(begin)
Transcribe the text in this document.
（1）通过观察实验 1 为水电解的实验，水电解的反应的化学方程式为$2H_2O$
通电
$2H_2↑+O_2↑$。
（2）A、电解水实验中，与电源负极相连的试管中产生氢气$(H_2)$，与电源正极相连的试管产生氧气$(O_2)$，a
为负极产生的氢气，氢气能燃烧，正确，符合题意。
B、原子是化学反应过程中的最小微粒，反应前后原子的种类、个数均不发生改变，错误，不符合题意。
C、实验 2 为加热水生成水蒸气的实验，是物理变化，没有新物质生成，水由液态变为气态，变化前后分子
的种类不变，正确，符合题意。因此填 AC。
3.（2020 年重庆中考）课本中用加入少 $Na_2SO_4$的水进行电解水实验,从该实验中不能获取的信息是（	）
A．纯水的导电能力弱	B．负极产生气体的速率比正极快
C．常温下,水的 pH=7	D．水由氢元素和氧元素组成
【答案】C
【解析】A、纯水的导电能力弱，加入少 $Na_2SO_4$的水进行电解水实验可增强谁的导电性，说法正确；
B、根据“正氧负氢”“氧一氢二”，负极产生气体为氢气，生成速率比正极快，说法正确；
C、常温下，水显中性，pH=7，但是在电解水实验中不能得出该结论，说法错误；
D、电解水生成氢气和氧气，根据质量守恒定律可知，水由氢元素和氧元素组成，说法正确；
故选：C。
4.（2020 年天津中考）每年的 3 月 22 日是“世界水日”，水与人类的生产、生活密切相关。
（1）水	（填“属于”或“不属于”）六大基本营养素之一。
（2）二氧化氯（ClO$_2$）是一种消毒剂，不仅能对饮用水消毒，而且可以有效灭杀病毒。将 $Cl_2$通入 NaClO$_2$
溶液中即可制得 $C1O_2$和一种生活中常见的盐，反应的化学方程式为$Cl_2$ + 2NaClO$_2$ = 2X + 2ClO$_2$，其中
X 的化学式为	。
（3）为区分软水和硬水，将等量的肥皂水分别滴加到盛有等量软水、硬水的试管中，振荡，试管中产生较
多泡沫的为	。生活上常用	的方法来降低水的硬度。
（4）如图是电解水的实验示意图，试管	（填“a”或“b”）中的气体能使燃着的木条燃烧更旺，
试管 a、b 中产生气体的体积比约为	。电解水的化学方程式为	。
(end)
**PROBLEM TO WORK ON**:
Please reproduce the entire listing, exactly as shown.

**EXERCISE SOLUTION**:
Transcribe the text in this document.
（1）通过观察实验 1 为水电解的实验，水电解的反应的化学方程式为$2H_2O$
通电
$2H_2↑+O_2↑$。
（2）A、电解水实验中，与电源负极相连的试管中产生氢气$(H_2)$，与电源正极相连的试管产生氧气$(O_2)$，a
为负极产生的氢气，氢气能燃烧，正确，符合题意。
B、原子是化学反应过程中的最小微粒，反应前后原子的种类、个数均不发生改变，错误，不符合题意。
C、实验 2 为加热水生成水蒸气的实验，是物理变化，没有新物质生成，水由液态变为气态，变化前后分子
的种类不变，正确，符合题意。因此填 AC。
3.（2020 年重庆中考）课本中用加入少 $Na_2SO_4$的水进行电解水实验,从该实验中不能获取的信息是（	）
A．纯水的导电能力弱	B．负极产生气体的速率比正极快
C．常温下,水的 pH=7	D．水由氢元素和氧元素组成
【答案】C
【解析】A、纯水的导电能力弱，加入少 $Na_2SO_4$的水进行电解水实验可增强谁的导电性，说法正确；
B、根据“正氧负氢”“氧一氢二”，负极产生气体为氢气，生成速率比正极快，说法正确；
C、常温下，水显中性，pH=7，但是在电解水实验中不能得出该结论，说法错误；
D、电解水生成氢气和氧气，根据质量守恒定律可知，水由氢元素和氧元素组成，说法正确；
故选：C。
4.（2020 年天津中考）每年的 3 月 22 日是“世界水日”，水与人类的生产、生活密切相关。
（1）水	（填“属于”或“不属于”）六大基本营养素之一。
（2）二氧化氯（ClO$_2$）是一种消毒剂，不仅能对饮用水消毒，而且可以有效灭杀病毒。将 $Cl_2$通入 NaClO$_2$
溶液中即可制得 $C1O_2$和一种生活中常见的盐，反应的化学方程式为$Cl_2$ + 2NaClO$_2$ = 2X + 2ClO$_2$，其中
X 的化学式为	。
（3）为区分软水和硬水，将等量的肥皂水分别滴加到盛有等量软水、硬水的试管中，振荡，试管中产生较
多泡沫的为	。生活上常用	的方法来降低水的硬度。
（4）如图是电解水的实验示意图，试管	（填“a”或“b”）中的气体能使燃着的木条燃烧更旺，
试管 a、b 中产生气体的体积比约为	。电解水的化学方程式为	。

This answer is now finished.